--- BEGIN Recorded information ---

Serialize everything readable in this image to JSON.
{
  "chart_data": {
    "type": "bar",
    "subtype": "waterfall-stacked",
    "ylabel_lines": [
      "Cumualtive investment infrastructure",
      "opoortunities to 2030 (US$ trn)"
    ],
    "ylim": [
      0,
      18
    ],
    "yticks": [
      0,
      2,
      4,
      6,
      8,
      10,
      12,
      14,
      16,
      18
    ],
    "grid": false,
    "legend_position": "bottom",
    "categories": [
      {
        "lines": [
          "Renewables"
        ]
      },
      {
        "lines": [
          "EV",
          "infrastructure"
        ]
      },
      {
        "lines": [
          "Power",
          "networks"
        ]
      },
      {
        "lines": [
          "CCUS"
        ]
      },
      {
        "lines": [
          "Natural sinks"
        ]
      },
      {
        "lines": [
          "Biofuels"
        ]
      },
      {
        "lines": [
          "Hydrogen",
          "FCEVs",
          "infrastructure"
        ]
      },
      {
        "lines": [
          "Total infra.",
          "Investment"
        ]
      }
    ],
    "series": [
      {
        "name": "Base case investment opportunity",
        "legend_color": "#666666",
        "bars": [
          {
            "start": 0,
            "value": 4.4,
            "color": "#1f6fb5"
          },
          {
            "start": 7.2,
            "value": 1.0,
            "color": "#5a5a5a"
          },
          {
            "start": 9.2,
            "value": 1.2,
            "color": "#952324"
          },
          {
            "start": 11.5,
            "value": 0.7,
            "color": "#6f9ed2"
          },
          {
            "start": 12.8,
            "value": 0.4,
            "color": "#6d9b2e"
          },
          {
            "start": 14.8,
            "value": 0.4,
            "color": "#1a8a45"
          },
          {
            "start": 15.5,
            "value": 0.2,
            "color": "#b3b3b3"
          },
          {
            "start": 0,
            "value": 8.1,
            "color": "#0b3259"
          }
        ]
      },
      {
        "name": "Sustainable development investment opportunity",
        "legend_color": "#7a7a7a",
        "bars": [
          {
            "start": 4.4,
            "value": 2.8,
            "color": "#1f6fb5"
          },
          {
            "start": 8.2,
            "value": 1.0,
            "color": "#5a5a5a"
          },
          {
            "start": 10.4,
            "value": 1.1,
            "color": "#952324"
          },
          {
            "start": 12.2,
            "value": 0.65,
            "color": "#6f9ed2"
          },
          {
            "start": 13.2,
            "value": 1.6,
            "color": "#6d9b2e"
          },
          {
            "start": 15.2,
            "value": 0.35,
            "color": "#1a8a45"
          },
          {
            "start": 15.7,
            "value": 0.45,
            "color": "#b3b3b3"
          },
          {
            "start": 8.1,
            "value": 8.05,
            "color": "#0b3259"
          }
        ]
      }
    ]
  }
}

--- END Recorded information ---

§ What is being asked
The records above should be returned exactly.

§ Result for this exercise
Serialize everything readable in this image to JSON.
{
  "chart_data": {
    "type": "bar",
    "subtype": "waterfall-stacked",
    "ylabel_lines": [
      "Cumualtive investment infrastructure",
      "opoortunities to 2030 (US$ trn)"
    ],
    "ylim": [
      0,
      18
    ],
    "yticks": [
      0,
      2,
      4,
      6,
      8,
      10,
      12,
      14,
      16,
      18
    ],
    "grid": false,
    "legend_position": "bottom",
    "categories": [
      {
        "lines": [
          "Renewables"
        ]
      },
      {
        "lines": [
          "EV",
          "infrastructure"
        ]
      },
      {
        "lines": [
          "Power",
          "networks"
        ]
      },
      {
        "lines": [
          "CCUS"
        ]
      },
      {
        "lines": [
          "Natural sinks"
        ]
      },
      {
        "lines": [
          "Biofuels"
        ]
      },
      {
        "lines": [
          "Hydrogen",
          "FCEVs",
          "infrastructure"
        ]
      },
      {
        "lines": [
          "Total infra.",
          "Investment"
        ]
      }
    ],
    "series": [
      {
        "name": "Base case investment opportunity",
        "legend_color": "#666666",
        "bars": [
          {
            "start": 0,
            "value": 4.4,
            "color": "#1f6fb5"
          },
          {
            "start": 7.2,
            "value": 1.0,
            "color": "#5a5a5a"
          },
          {
            "start": 9.2,
            "value": 1.2,
            "color": "#952324"
          },
          {
            "start": 11.5,
            "value": 0.7,
            "color": "#6f9ed2"
          },
          {
            "start": 12.8,
            "value": 0.4,
            "color": "#6d9b2e"
          },
          {
            "start": 14.8,
            "value": 0.4,
            "color": "#1a8a45"
          },
          {
            "start": 15.5,
            "value": 0.2,
            "color": "#b3b3b3"
          },
          {
            "start": 0,
            "value": 8.1,
            "color": "#0b3259"
          }
        ]
      },
      {
        "name": "Sustainable development investment opportunity",
        "legend_color": "#7a7a7a",
        "bars": [
          {
            "start": 4.4,
            "value": 2.8,
            "color": "#1f6fb5"
          },
          {
            "start": 8.2,
            "value": 1.0,
            "color": "#5a5a5a"
          },
          {
            "start": 10.4,
            "value": 1.1,
            "color": "#952324"
          },
          {
            "start": 12.2,
            "value": 0.65,
            "color": "#6f9ed2"
          },
          {
            "start": 13.2,
            "value": 1.6,
            "color": "#6d9b2e"
          },
          {
            "start": 15.2,
            "value": 0.35,
            "color": "#1a8a45"
          },
          {
            "start": 15.7,
            "value": 0.45,
            "color": "#b3b3b3"
          },
          {
            "start": 8.1,
            "value": 8.05,
            "color": "#0b3259"
          }
        ]
      }
    ]
  }
}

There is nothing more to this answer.